#### [DATASET CONTENT]
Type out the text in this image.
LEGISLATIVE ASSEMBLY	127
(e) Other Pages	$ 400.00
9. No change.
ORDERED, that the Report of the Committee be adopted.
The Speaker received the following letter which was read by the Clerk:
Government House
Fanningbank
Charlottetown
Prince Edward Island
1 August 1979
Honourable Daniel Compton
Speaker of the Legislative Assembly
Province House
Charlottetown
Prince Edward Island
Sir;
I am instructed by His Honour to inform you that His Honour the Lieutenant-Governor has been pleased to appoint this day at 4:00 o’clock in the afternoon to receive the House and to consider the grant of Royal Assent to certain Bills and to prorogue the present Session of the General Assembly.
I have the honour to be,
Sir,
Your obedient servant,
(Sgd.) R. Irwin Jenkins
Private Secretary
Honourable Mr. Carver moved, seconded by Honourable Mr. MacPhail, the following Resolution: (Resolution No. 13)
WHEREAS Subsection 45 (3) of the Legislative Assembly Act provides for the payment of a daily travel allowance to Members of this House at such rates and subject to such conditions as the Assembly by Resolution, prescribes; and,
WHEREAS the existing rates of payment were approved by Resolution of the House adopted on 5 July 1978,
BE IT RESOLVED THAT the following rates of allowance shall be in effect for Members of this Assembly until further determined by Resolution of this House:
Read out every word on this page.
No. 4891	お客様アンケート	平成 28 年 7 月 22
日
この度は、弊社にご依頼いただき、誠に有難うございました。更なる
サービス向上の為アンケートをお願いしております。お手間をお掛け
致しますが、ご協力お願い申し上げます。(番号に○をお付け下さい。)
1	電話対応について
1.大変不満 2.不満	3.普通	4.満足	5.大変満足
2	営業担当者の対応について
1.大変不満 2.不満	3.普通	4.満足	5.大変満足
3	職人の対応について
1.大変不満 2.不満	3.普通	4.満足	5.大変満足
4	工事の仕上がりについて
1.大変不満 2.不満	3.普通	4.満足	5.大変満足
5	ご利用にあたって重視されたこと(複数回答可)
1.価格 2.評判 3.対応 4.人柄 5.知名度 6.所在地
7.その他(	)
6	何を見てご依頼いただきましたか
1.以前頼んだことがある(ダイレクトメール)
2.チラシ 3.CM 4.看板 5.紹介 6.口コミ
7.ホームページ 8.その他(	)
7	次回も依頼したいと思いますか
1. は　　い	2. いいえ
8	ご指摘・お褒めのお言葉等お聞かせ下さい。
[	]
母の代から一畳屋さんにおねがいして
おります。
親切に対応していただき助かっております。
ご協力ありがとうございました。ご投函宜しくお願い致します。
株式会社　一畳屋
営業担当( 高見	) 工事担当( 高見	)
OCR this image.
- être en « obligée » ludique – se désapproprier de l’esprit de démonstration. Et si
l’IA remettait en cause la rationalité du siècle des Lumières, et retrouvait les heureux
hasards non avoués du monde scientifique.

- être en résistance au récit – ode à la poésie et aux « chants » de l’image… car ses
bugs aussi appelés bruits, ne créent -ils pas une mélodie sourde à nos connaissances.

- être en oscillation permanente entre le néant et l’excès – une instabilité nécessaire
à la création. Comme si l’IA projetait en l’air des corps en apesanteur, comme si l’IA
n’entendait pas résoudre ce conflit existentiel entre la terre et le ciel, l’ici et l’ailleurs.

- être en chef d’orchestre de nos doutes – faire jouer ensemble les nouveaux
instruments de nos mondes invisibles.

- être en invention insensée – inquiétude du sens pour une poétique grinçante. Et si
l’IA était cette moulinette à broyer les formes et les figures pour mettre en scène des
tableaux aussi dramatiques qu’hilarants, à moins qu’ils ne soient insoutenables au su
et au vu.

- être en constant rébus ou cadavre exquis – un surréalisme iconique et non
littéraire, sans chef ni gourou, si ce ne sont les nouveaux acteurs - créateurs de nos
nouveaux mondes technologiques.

#### [GOAL OF THE EXERCISE]
From the records above, extract each line exactly as shown.

#### [FULL RESPONSE]
Type out the text in this image.
LEGISLATIVE ASSEMBLY	127
(e) Other Pages	$ 400.00
9. No change.
ORDERED, that the Report of the Committee be adopted.
The Speaker received the following letter which was read by the Clerk:
Government House
Fanningbank
Charlottetown
Prince Edward Island
1 August 1979
Honourable Daniel Compton
Speaker of the Legislative Assembly
Province House
Charlottetown
Prince Edward Island
Sir;
I am instructed by His Honour to inform you that His Honour the Lieutenant-Governor has been pleased to appoint this day at 4:00 o’clock in the afternoon to receive the House and to consider the grant of Royal Assent to certain Bills and to prorogue the present Session of the General Assembly.
I have the honour to be,
Sir,
Your obedient servant,
(Sgd.) R. Irwin Jenkins
Private Secretary
Honourable Mr. Carver moved, seconded by Honourable Mr. MacPhail, the following Resolution: (Resolution No. 13)
WHEREAS Subsection 45 (3) of the Legislative Assembly Act provides for the payment of a daily travel allowance to Members of this House at such rates and subject to such conditions as the Assembly by Resolution, prescribes; and,
WHEREAS the existing rates of payment were approved by Resolution of the House adopted on 5 July 1978,
BE IT RESOLVED THAT the following rates of allowance shall be in effect for Members of this Assembly until further determined by Resolution of this House:
Read out every word on this page.
No. 4891	お客様アンケート	平成 28 年 7 月 22
日
この度は、弊社にご依頼いただき、誠に有難うございました。更なる
サービス向上の為アンケートをお願いしております。お手間をお掛け
致しますが、ご協力お願い申し上げます。(番号に○をお付け下さい。)
1	電話対応について
1.大変不満 2.不満	3.普通	4.満足	5.大変満足
2	営業担当者の対応について
1.大変不満 2.不満	3.普通	4.満足	5.大変満足
3	職人の対応について
1.大変不満 2.不満	3.普通	4.満足	5.大変満足
4	工事の仕上がりについて
1.大変不満 2.不満	3.普通	4.満足	5.大変満足
5	ご利用にあたって重視されたこと(複数回答可)
1.価格 2.評判 3.対応 4.人柄 5.知名度 6.所在地
7.その他(	)
6	何を見てご依頼いただきましたか
1.以前頼んだことがある(ダイレクトメール)
2.チラシ 3.CM 4.看板 5.紹介 6.口コミ
7.ホームページ 8.その他(	)
7	次回も依頼したいと思いますか
1. は　　い	2. いいえ
8	ご指摘・お褒めのお言葉等お聞かせ下さい。
[	]
母の代から一畳屋さんにおねがいして
おります。
親切に対応していただき助かっております。
ご協力ありがとうございました。ご投函宜しくお願い致します。
株式会社　一畳屋
営業担当( 高見	) 工事担当( 高見	)
OCR this image.
- être en « obligée » ludique – se désapproprier de l’esprit de démonstration. Et si
l’IA remettait en cause la rationalité du siècle des Lumières, et retrouvait les heureux
hasards non avoués du monde scientifique.

- être en résistance au récit – ode à la poésie et aux « chants » de l’image… car ses
bugs aussi appelés bruits, ne créent -ils pas une mélodie sourde à nos connaissances.

- être en oscillation permanente entre le néant et l’excès – une instabilité nécessaire
à la création. Comme si l’IA projetait en l’air des corps en apesanteur, comme si l’IA
n’entendait pas résoudre ce conflit existentiel entre la terre et le ciel, l’ici et l’ailleurs.

- être en chef d’orchestre de nos doutes – faire jouer ensemble les nouveaux
instruments de nos mondes invisibles.

- être en invention insensée – inquiétude du sens pour une poétique grinçante. Et si
l’IA était cette moulinette à broyer les formes et les figures pour mettre en scène des
tableaux aussi dramatiques qu’hilarants, à moins qu’ils ne soient insoutenables au su
et au vu.

- être en constant rébus ou cadavre exquis – un surréalisme iconique et non
littéraire, sans chef ni gourou, si ce ne sont les nouveaux acteurs - créateurs de nos
nouveaux mondes technologiques.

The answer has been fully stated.